§ Problem to work on:
Copy out the material from its first line up to and including the line that contains "90, 608, 431]", and nothing else.

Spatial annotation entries
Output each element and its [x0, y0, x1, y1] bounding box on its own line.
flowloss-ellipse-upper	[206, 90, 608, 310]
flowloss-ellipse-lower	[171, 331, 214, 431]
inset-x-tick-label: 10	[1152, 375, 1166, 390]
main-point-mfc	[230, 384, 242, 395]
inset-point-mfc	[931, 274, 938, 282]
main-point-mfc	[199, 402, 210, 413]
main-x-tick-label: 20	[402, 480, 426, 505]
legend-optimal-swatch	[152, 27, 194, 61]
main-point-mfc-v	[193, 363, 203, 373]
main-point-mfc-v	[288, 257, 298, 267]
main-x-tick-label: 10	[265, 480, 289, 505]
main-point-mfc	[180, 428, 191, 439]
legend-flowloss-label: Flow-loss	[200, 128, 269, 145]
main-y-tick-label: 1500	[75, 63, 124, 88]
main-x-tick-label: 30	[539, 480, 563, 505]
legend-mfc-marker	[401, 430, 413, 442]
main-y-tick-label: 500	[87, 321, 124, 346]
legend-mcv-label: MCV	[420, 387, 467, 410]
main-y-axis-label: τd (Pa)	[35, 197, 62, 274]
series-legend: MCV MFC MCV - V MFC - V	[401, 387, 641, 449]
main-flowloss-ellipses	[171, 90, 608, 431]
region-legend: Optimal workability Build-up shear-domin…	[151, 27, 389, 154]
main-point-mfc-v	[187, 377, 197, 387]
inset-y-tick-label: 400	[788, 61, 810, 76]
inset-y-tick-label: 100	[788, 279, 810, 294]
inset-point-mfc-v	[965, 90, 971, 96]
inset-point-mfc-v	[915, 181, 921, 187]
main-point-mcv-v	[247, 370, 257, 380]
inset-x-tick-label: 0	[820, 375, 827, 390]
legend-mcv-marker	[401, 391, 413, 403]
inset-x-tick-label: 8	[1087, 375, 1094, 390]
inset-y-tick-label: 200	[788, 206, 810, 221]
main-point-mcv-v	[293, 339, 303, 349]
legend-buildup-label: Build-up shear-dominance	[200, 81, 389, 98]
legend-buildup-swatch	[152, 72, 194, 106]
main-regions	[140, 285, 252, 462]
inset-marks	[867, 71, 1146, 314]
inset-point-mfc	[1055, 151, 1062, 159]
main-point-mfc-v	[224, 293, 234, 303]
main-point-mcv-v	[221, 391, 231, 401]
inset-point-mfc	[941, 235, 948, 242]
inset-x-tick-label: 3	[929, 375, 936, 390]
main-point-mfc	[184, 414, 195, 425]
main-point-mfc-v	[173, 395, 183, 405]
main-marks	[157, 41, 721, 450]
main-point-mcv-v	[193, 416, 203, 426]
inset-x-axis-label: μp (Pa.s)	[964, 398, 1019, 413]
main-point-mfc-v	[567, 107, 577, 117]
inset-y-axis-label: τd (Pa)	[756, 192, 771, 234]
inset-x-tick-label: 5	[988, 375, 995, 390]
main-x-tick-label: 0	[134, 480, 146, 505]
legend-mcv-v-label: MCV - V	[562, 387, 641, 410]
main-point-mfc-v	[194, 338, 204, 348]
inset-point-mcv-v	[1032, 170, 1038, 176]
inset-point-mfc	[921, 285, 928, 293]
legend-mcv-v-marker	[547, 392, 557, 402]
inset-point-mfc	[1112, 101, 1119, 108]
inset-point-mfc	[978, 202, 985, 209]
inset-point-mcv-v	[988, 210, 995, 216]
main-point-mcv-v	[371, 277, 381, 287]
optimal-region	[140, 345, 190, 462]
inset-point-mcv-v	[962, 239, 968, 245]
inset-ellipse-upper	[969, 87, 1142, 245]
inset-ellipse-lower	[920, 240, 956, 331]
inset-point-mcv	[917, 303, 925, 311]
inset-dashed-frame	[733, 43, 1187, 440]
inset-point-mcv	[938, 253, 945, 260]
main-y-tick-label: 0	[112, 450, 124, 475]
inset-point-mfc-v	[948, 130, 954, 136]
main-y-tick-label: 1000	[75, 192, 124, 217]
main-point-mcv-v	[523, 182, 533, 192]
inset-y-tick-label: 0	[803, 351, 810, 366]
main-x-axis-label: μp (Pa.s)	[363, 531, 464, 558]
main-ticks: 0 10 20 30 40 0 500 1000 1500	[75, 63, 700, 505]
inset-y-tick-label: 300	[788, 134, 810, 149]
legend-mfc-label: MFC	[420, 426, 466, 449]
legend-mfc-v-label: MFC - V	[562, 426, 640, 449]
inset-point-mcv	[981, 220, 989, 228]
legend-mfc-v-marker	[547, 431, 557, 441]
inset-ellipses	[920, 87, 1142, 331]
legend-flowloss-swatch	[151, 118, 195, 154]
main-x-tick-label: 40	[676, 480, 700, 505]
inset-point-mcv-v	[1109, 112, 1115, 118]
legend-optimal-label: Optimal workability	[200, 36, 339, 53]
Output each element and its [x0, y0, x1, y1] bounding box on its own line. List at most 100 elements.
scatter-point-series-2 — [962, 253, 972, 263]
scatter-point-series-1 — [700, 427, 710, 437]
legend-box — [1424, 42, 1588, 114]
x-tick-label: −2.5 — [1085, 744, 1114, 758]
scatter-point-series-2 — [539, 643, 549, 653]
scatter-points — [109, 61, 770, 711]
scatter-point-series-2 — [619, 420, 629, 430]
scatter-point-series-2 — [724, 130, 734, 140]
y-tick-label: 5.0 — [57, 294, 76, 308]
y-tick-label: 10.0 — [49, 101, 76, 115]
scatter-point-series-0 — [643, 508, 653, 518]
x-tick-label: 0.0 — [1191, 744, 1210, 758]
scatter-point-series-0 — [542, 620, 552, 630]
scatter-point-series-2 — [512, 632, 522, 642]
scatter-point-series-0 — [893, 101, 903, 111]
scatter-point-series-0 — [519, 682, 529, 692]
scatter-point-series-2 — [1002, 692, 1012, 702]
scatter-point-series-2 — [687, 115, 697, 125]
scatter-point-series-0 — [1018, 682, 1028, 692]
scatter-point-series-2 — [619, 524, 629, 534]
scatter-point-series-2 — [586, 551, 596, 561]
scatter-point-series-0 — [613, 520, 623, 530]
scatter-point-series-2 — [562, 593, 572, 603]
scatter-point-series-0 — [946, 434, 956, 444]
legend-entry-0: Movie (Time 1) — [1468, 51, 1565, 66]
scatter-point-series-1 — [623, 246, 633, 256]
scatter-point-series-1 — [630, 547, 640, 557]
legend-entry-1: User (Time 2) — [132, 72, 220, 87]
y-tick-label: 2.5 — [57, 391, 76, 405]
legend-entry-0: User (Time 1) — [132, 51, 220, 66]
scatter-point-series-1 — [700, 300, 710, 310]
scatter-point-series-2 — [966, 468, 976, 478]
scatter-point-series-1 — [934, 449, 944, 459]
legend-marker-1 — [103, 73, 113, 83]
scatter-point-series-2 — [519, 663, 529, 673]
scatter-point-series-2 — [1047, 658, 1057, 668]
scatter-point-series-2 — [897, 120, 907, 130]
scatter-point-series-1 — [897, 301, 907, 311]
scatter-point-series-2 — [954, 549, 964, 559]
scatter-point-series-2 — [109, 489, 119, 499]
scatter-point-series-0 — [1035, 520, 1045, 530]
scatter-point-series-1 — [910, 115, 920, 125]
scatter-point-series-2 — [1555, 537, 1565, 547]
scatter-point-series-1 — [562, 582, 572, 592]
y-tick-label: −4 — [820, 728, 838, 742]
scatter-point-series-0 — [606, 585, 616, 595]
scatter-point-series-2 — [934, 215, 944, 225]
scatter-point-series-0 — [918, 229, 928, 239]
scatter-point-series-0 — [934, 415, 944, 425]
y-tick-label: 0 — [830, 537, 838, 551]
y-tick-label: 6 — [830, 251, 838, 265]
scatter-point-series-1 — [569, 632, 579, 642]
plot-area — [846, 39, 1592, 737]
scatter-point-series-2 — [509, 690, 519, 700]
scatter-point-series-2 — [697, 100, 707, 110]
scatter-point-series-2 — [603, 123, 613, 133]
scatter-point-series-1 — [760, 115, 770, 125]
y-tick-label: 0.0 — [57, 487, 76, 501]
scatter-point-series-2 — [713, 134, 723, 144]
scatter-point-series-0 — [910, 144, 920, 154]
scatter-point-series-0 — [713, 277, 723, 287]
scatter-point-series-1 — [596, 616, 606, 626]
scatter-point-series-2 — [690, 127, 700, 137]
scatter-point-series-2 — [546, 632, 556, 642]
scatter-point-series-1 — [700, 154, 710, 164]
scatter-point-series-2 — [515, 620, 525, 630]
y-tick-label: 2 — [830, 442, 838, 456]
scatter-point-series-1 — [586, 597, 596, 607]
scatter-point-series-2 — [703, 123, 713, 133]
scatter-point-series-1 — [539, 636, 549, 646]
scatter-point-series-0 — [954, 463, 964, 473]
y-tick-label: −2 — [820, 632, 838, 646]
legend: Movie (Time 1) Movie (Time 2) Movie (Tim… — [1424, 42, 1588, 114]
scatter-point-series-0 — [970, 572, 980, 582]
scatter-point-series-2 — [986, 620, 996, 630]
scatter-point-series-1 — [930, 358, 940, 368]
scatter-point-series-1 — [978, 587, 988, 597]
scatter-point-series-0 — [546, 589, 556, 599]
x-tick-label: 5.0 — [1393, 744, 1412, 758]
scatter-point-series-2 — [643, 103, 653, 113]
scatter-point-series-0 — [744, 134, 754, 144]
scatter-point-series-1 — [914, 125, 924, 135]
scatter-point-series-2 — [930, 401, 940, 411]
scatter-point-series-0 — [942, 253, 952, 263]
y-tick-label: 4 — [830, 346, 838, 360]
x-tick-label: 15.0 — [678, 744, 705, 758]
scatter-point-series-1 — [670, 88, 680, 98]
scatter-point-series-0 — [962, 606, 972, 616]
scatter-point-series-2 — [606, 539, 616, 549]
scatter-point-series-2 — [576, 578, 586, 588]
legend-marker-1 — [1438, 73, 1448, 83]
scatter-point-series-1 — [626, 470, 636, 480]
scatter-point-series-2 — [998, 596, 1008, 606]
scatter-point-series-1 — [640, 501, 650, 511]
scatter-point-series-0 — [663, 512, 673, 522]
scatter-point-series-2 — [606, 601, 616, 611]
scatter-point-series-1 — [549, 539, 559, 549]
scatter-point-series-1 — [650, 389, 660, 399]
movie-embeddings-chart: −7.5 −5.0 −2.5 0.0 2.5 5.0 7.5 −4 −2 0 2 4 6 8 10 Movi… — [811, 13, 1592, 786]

§ Response to the exercise:
Output each element and its [x0, y0, x1, y1] bounding box on its own line.
flowloss-ellipse-upper	[206, 90, 608, 310]
flowloss-ellipse-lower	[171, 331, 214, 431]
inset-x-tick-label: 10	[1152, 375, 1166, 390]
main-point-mfc	[230, 384, 242, 395]
inset-point-mfc	[931, 274, 938, 282]
main-point-mfc	[199, 402, 210, 413]
main-x-tick-label: 20	[402, 480, 426, 505]
legend-optimal-swatch	[152, 27, 194, 61]
main-point-mfc-v	[193, 363, 203, 373]
main-point-mfc-v	[288, 257, 298, 267]
main-x-tick-label: 10	[265, 480, 289, 505]
main-point-mfc	[180, 428, 191, 439]
legend-flowloss-label: Flow-loss	[200, 128, 269, 145]
main-y-tick-label: 1500	[75, 63, 124, 88]
main-x-tick-label: 30	[539, 480, 563, 505]
legend-mfc-marker	[401, 430, 413, 442]
main-y-tick-label: 500	[87, 321, 124, 346]
legend-mcv-label: MCV	[420, 387, 467, 410]
main-y-axis-label: τd (Pa)	[35, 197, 62, 274]
series-legend: MCV MFC MCV - V MFC - V	[401, 387, 641, 449]
main-flowloss-ellipses	[171, 90, 608, 431]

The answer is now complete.